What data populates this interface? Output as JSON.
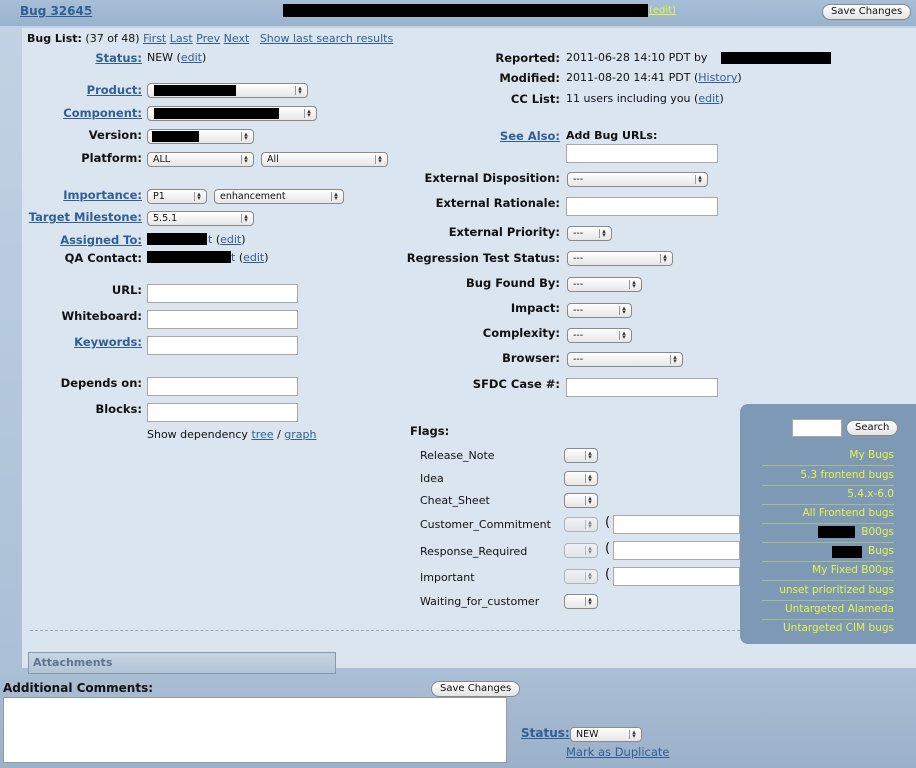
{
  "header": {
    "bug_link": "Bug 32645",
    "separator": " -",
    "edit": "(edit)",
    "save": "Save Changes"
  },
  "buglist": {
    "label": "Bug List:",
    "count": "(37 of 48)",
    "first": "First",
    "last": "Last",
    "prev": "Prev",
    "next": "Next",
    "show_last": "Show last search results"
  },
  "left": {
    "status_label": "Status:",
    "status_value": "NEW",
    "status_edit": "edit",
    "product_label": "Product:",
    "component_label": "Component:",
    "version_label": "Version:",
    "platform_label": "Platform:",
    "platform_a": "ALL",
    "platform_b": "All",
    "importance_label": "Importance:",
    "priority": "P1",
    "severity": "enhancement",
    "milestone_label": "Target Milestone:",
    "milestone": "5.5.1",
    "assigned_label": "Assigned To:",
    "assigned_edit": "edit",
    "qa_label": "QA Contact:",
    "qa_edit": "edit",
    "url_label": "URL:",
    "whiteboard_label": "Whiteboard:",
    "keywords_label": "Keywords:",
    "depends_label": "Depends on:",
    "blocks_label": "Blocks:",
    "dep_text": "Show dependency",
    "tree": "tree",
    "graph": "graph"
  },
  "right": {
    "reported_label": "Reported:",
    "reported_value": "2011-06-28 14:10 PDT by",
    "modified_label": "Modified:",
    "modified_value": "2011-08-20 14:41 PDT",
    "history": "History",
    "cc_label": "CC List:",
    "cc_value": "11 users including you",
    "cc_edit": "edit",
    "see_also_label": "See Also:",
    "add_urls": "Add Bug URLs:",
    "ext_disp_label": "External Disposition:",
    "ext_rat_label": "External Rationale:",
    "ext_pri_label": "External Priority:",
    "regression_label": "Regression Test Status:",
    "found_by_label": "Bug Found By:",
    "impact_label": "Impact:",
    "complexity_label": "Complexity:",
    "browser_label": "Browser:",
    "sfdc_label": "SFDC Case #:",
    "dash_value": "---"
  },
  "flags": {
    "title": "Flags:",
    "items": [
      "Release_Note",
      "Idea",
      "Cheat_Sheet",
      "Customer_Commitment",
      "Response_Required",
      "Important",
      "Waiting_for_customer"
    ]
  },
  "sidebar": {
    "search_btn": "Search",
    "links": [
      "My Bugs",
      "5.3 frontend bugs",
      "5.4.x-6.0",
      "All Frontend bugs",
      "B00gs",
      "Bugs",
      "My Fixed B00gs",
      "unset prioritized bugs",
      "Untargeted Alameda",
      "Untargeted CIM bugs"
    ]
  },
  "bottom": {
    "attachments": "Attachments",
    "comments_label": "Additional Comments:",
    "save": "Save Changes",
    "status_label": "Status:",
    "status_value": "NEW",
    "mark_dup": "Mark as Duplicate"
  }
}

▶ [TASK GOAL]
Return every line of the records exactly as given, pictures excluded.

▶ [WRITTEN RESPONSE]
What data populates this interface? Output as JSON.
{
  "header": {
    "bug_link": "Bug 32645",
    "separator": " -",
    "edit": "(edit)",
    "save": "Save Changes"
  },
  "buglist": {
    "label": "Bug List:",
    "count": "(37 of 48)",
    "first": "First",
    "last": "Last",
    "prev": "Prev",
    "next": "Next",
    "show_last": "Show last search results"
  },
  "left": {
    "status_label": "Status:",
    "status_value": "NEW",
    "status_edit": "edit",
    "product_label": "Product:",
    "component_label": "Component:",
    "version_label": "Version:",
    "platform_label": "Platform:",
    "platform_a": "ALL",
    "platform_b": "All",
    "importance_label": "Importance:",
    "priority": "P1",
    "severity": "enhancement",
    "milestone_label": "Target Milestone:",
    "milestone": "5.5.1",
    "assigned_label": "Assigned To:",
    "assigned_edit": "edit",
    "qa_label": "QA Contact:",
    "qa_edit": "edit",
    "url_label": "URL:",
    "whiteboard_label": "Whiteboard:",
    "keywords_label": "Keywords:",
    "depends_label": "Depends on:",
    "blocks_label": "Blocks:",
    "dep_text": "Show dependency",
    "tree": "tree",
    "graph": "graph"
  },
  "right": {
    "reported_label": "Reported:",
    "reported_value": "2011-06-28 14:10 PDT by",
    "modified_label": "Modified:",
    "modified_value": "2011-08-20 14:41 PDT",
    "history": "History",
    "cc_label": "CC List:",
    "cc_value": "11 users including you",
    "cc_edit": "edit",
    "see_also_label": "See Also:",
    "add_urls": "Add Bug URLs:",
    "ext_disp_label": "External Disposition:",
    "ext_rat_label": "External Rationale:",
    "ext_pri_label": "External Priority:",
    "regression_label": "Regression Test Status:",
    "found_by_label": "Bug Found By:",
    "impact_label": "Impact:",
    "complexity_label": "Complexity:",
    "browser_label": "Browser:",
    "sfdc_label": "SFDC Case #:",
    "dash_value": "---"
  },
  "flags": {
    "title": "Flags:",
    "items": [
      "Release_Note",
      "Idea",
      "Cheat_Sheet",
      "Customer_Commitment",
      "Response_Required",
      "Important",
      "Waiting_for_customer"
    ]
  },
  "sidebar": {
    "search_btn": "Search",
    "links": [
      "My Bugs",
      "5.3 frontend bugs",
      "5.4.x-6.0",
      "All Frontend bugs",
      "B00gs",
      "Bugs",
      "My Fixed B00gs",
      "unset prioritized bugs",
      "Untargeted Alameda",
      "Untargeted CIM bugs"
    ]
  },
  "bottom": {
    "attachments": "Attachments",
    "comments_label": "Additional Comments:",
    "save": "Save Changes",
    "status_label": "Status:",
    "status_value": "NEW",
    "mark_dup": "Mark as Duplicate"
  }
}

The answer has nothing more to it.